Recorded data
--- START ---
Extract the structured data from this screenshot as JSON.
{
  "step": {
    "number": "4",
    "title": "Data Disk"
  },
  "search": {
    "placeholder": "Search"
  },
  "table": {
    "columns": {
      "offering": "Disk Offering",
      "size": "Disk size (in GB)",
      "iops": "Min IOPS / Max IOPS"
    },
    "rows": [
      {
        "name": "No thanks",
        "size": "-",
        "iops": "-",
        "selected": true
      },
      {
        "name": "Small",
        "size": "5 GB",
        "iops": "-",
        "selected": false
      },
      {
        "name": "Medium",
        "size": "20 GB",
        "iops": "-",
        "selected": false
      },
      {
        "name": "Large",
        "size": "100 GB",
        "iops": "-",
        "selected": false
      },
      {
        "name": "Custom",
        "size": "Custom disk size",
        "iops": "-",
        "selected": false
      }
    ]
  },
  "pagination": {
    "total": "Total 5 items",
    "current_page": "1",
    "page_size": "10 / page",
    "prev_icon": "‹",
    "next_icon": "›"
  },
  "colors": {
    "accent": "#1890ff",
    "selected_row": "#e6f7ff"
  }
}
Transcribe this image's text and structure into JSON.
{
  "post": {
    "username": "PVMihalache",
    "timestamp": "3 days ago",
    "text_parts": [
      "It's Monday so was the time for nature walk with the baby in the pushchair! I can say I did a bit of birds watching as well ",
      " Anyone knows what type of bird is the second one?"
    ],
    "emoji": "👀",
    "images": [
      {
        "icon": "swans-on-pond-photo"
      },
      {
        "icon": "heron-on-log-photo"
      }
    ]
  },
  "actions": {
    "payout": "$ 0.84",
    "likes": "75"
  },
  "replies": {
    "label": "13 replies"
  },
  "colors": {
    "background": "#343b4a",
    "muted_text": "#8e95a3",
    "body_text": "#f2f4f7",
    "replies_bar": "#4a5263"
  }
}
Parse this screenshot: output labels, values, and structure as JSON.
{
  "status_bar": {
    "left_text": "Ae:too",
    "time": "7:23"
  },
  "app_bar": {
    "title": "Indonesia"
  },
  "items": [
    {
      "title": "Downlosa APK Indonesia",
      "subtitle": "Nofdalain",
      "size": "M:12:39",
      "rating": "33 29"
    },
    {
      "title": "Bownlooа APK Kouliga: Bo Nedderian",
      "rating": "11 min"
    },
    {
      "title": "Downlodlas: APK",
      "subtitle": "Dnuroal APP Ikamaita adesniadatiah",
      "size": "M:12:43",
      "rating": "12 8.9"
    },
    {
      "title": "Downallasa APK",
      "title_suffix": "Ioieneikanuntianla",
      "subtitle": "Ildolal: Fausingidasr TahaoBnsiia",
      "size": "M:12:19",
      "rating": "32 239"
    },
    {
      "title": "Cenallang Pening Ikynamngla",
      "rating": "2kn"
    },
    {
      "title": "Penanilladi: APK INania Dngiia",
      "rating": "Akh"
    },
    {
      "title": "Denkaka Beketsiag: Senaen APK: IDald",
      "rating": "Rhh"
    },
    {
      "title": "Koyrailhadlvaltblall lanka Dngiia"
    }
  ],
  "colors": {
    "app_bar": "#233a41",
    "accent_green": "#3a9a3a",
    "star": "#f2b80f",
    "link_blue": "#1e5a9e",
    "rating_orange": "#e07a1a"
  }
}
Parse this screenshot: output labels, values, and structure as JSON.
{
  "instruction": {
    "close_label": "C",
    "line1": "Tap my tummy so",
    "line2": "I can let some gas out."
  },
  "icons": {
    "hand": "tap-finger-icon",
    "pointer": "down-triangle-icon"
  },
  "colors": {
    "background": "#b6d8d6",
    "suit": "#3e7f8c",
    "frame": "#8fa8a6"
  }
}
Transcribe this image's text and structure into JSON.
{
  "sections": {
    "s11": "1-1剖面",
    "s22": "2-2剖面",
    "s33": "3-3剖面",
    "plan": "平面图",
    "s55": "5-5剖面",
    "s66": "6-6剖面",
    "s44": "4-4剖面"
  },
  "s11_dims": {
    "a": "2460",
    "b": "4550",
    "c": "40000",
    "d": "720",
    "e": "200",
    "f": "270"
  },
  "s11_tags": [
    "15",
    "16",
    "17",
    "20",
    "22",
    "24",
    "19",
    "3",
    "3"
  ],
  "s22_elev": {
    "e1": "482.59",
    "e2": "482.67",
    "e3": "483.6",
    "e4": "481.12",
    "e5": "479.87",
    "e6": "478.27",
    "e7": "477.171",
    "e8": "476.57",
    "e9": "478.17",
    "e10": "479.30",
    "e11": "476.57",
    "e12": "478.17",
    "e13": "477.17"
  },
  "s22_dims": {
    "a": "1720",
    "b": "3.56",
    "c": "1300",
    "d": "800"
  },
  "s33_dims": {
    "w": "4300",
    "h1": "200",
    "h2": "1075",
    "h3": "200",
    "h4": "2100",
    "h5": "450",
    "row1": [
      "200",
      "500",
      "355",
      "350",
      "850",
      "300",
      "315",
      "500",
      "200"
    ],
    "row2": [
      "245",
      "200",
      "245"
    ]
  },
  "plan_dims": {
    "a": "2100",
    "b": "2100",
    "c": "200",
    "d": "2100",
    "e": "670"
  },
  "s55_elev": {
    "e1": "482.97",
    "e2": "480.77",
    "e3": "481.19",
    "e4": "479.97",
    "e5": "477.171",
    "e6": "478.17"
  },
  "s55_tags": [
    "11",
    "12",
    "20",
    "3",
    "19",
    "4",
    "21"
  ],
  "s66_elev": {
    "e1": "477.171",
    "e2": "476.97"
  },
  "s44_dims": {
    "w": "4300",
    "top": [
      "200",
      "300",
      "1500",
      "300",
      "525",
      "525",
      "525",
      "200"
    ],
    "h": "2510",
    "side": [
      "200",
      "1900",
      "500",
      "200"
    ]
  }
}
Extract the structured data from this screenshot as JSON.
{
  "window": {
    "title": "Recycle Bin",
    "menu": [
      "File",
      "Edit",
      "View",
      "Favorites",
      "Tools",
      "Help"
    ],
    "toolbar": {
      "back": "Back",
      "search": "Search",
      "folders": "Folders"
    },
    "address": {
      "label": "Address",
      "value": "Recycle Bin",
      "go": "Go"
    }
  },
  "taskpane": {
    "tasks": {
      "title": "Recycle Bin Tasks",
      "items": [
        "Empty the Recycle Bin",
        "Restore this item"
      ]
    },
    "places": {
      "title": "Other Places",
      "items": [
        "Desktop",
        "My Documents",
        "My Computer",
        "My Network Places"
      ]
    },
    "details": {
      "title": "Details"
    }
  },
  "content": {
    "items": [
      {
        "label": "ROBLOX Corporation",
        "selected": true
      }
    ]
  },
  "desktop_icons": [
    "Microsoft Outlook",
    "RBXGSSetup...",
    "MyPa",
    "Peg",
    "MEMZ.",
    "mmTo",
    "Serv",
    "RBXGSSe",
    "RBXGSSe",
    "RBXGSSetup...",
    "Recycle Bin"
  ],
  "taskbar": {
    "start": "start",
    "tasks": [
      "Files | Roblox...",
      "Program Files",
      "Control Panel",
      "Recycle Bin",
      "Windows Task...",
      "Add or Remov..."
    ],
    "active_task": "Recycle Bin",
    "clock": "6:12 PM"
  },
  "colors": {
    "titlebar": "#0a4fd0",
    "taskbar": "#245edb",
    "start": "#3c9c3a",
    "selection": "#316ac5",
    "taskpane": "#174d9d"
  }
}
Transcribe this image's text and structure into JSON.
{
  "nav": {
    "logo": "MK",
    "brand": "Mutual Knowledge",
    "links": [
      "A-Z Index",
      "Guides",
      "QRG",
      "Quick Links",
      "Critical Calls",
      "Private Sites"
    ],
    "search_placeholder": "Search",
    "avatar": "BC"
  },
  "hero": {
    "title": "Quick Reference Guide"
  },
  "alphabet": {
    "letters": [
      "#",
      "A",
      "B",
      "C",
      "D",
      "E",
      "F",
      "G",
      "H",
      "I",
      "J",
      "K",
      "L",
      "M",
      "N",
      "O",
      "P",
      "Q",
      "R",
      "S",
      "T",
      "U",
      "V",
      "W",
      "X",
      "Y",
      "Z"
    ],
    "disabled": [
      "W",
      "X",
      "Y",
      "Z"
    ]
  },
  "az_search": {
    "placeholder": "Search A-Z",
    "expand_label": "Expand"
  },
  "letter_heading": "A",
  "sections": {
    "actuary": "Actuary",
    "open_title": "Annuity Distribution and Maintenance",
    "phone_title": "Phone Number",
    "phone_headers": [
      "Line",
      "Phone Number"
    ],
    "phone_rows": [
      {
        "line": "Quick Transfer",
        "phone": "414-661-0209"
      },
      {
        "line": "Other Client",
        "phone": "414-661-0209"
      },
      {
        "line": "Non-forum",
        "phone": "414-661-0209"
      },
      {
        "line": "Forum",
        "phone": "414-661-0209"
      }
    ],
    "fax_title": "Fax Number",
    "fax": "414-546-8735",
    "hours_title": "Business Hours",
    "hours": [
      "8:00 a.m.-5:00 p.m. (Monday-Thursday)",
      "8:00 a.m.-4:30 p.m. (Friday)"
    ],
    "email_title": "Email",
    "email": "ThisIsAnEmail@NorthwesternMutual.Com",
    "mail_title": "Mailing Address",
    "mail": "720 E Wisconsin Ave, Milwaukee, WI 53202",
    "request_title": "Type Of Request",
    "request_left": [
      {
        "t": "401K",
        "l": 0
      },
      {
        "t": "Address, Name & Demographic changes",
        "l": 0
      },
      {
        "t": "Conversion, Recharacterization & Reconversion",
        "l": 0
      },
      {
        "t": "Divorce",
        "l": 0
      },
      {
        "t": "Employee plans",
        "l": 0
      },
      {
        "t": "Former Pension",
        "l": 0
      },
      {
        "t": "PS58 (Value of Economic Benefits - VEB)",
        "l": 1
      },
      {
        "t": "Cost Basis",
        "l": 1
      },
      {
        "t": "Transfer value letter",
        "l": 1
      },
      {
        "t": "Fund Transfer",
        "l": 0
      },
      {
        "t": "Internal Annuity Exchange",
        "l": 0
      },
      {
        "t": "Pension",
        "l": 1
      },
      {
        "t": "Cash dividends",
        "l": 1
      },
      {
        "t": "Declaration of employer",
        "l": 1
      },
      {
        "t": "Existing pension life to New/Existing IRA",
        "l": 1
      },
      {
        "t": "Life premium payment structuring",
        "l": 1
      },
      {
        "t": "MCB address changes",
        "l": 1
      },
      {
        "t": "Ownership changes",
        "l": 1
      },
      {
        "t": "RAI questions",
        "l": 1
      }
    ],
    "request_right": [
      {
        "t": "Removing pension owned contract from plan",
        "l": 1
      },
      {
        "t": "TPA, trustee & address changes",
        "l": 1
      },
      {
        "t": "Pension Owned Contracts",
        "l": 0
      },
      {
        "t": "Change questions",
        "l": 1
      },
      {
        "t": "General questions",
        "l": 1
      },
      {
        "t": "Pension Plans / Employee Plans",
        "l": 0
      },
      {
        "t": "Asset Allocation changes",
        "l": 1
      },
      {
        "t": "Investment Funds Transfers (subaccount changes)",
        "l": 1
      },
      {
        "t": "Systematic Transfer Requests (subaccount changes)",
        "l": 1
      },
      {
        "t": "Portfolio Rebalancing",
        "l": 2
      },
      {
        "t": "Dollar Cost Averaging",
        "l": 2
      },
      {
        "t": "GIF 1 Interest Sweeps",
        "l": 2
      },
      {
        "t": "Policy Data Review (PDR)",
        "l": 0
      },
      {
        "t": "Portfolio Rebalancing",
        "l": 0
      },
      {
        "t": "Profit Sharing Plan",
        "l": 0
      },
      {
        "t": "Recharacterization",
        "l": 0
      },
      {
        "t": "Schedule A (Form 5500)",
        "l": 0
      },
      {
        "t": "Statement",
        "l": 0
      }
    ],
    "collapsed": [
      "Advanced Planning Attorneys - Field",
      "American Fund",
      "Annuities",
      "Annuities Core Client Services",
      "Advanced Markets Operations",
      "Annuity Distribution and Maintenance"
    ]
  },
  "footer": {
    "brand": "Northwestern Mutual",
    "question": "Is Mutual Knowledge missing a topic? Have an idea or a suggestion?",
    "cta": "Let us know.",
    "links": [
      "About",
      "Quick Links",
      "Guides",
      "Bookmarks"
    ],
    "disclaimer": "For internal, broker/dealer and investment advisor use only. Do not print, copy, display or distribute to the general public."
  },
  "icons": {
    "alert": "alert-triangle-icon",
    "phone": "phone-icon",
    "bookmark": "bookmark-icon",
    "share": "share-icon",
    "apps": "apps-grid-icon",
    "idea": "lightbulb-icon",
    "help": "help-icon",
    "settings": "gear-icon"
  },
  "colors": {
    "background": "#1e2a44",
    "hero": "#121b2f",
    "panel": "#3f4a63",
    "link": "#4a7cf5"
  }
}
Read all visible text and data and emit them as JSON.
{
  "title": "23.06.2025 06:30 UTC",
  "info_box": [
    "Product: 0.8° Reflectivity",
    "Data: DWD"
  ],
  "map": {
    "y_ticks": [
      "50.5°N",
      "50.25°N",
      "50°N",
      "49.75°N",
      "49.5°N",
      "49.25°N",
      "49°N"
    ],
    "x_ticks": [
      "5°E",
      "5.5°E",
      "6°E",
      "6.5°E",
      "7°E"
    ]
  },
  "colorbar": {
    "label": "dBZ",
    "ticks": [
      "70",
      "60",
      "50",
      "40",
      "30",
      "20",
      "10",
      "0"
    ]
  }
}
--- END ---
Pick out each line in the material containing "Recharacterization".

» Solution to the problem
        "t": "Conversion, Recharacterization & Reconversion",
        "t": "Recharacterization",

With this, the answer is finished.